══ TEXTO EXTRAÍDO

11 Eclesiastes 1:18. BÍBLIA SAGRADA. Trad. João Ferreira de Almeida rev.atual. Brasília: Sociedade Bíblica do Brasil, 1969, p. 679.

Mas Antonio Vieira, mais tarde, haveria de concordar com a existência desse “lado oposto”, um lugar de isolamento proporcionado pela palavra escrita. O escritor, filósofo e teólogo jesuíta se via “estrangeiro em qualquer terra” e “homiziado em si mesmo” (MIRANDA, 2006, p. 134). A tecnologia do alfabeto, instrumento de construção de uma maneira de ver o mundo e nele se posicionar, contribuiu para que esses primeiros intelectuais do Brasil adquirissem certa liberdade para se desprender de uma comunidade caótica, barulhenta, desordenada, embora tenha sido essa matriz cultural híbrida que, no decorrer da história, deu ao povo brasileiro sua unidade e especificidade, em meio a tanta diversidade. Essa experiência letrada, calcada no individualismo e no isolacionismo, mostra um desejo de ruptura com a tentativa de uma retribalização miscigenada de culturas e consciências que formaram o Brasil no Seiscentos, inevitável à própria configuração do povo e da Nação, conforme se reconheceria mais adiante, na duração histórica.

Novamente, estilo de colonização e estética literária se cotizam para definir uma mentalidade letrada nascente. Assim, Vieira e Matos, brancos, ilustrados, a serviço da máquina mercantilista lusófona, embora muitas vezes críticos da situação colonial, são dois indivíduos que construíram para si próprios um ideal de representação que somente lhes fazia sentido pela observação distanciada da sociedade com a qual tiveram que se deparar. A tônica que envolvia a classe letrada parca e dispersa, que ainda não constituía um sistema intelectual, residiria tanto na criticidade quanto no desenraizamento que, na visão de Luiz Costa Lima, é “a sensação de estar no lugar errado”, esse desconforto tantas vezes expresso nas palavras do padre e do poeta. Nossa intelectualidade nascente ainda é repetidora de padrões europeus, a serviço de uma cultura – entendida aqui como produção letrada - que “se impôs de cima, como parte de uma política de terra arrasada [e] se fez privilégio do branco” (1981, p. 4), em detrimento de uma alteridade diferenciada por classe, etnia, raça e práticas sociais. Num poema bem ilustrativo do inconformismo de Matos para com a exploração colonial, o escritor deixa entender o não-lugar em que habita, de onde percebe o mundo em volta: “Entretanto eu sem abrigo, e o povo todo faminto” (2004, p. 117) – expressão poética perfeitamente inteligível sob o raciocínio lúcido de Costa Lima: “Somos críticos quanto ao que vemos em torno, não porque o visto não seja criticável, mas porque nos sentimos com direito a viver noutro lugar” (1981, p. 5). Essa estética, compreendida no campo do embate de civilizações, presente no que Darcy Ribeiro chamou de estilo barroco, é para Eric Havelock - ele também um intelectual de uma colônia do Novo Continente – uma “colisão transcultural”, que se deu, de um lado, no nível pessoal e social, “quando as armas de fogo dos invasores confrontaram

os arcos e flechas dos invadidos” e, num segundo momento, na colisão ideológica, porque envolveu a escrita alfabética como tecnologia de conquista e de consciência (HAVELOCK, 1986, p. 35).

════
══ LINHAS FORNECIDAS

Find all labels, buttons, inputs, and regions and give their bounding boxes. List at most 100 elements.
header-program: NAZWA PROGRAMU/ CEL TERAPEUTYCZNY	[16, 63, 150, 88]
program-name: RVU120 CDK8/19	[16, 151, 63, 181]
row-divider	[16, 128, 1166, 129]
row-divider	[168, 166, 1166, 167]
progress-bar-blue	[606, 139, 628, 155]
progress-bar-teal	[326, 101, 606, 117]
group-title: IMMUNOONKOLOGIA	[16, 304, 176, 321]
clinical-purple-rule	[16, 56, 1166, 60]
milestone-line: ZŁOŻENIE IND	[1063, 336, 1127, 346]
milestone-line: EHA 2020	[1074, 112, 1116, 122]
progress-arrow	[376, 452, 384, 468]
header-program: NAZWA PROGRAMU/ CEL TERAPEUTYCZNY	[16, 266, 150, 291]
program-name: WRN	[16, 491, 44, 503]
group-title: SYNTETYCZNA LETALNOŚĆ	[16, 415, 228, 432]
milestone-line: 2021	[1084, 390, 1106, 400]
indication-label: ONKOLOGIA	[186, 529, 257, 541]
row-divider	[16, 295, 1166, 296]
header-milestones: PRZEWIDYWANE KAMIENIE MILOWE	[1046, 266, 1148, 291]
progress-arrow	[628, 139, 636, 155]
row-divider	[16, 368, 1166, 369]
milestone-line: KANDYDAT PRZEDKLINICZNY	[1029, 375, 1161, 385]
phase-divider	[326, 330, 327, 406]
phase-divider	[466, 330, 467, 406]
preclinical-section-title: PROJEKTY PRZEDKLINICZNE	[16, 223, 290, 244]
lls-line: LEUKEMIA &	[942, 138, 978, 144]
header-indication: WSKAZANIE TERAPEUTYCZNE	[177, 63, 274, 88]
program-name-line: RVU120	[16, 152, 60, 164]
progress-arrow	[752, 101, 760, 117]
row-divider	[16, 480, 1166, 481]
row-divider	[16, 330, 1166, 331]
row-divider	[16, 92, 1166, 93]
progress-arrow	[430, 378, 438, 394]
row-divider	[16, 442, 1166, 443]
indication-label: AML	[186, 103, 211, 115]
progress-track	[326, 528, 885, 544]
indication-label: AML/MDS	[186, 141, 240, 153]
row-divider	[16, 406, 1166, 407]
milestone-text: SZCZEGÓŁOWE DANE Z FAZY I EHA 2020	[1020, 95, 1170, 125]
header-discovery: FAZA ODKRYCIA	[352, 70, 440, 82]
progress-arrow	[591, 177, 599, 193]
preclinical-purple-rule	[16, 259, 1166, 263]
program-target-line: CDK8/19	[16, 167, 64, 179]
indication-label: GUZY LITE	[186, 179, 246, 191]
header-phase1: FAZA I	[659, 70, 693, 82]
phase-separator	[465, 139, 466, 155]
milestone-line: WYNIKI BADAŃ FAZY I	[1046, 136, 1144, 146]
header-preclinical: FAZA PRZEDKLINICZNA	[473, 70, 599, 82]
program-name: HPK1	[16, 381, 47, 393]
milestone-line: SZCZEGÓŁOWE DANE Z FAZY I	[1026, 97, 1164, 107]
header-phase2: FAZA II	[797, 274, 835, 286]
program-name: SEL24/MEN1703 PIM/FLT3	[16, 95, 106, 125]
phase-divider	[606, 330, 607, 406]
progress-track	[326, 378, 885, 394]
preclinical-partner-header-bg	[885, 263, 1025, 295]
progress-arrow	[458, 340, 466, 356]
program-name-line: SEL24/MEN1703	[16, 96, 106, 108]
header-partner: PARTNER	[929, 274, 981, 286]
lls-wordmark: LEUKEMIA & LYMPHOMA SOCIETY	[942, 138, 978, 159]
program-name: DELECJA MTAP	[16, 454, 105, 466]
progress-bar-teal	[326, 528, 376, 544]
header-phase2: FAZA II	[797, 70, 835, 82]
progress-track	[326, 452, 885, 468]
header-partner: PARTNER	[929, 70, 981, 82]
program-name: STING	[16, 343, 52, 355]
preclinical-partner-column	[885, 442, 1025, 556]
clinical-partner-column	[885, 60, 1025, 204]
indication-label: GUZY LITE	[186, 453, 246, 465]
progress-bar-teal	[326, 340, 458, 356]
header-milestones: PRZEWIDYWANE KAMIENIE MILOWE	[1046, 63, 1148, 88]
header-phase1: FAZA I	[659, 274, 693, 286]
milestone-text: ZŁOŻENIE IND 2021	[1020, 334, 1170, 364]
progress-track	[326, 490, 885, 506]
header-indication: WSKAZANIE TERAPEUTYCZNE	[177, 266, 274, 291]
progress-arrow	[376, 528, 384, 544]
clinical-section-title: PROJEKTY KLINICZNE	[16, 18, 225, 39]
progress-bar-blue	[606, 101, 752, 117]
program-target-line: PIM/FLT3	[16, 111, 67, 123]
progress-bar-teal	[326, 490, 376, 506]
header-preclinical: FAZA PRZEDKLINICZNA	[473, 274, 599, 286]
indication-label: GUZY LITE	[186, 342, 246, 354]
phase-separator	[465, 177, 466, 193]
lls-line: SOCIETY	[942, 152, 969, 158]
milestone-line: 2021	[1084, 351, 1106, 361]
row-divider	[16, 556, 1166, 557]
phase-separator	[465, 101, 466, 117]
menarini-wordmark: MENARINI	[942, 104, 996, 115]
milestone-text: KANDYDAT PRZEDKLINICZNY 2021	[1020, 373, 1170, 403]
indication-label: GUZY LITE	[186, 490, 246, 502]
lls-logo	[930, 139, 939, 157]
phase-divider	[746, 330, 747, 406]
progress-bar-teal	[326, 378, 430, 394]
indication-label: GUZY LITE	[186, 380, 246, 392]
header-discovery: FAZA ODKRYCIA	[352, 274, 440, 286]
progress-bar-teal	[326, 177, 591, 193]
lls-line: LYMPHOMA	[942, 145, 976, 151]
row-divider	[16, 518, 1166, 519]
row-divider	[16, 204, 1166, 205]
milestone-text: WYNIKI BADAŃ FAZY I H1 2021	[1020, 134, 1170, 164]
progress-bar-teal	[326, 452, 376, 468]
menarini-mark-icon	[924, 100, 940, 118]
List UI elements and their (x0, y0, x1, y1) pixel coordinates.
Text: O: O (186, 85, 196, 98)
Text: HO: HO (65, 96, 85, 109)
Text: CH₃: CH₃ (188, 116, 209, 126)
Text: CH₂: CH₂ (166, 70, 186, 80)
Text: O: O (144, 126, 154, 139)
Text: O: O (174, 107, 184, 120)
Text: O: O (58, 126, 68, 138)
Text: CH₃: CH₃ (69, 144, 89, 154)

════

INSTRUÇÕES:
a: Liste todas as referências entre parênteses que aparecem no texto sobre Vieira e Matos, na ordem em que surgem.
b: Continue o texto sobre Vieira e Matos a partir da última frase apresentada.
As linhas formam um material à parte, independente do texto sobre Vieira e Matos.

RESPOSTAS DOS EXERCÍCIOS:
a:
(MIRANDA, 2006, p. 134)
(1981, p. 4)
(2004, p. 117)
(1981, p. 5)
(HAVELOCK, 1986, p. 35)

b:
Uma tecnologia sacralizada pelos poucos que a detêm e dela fazem uso. No trecho de um soneto em que, a exemplo de Camões, o poeta canta as façanhas dos Lusíadas, ele explica que o faz não a partir de “ideia sonhada”, mas de uma “escritura sagrada”, matriz desses primores “que em prosa os compôs Vieira, traduziu em versos Matos”. A literatura só ganha legitimidade como representação de mundo porque se serve dessa tecnologia capaz de produzir “santos escritores: se não alego doutores” (MATOS, 2004, p. 132-133).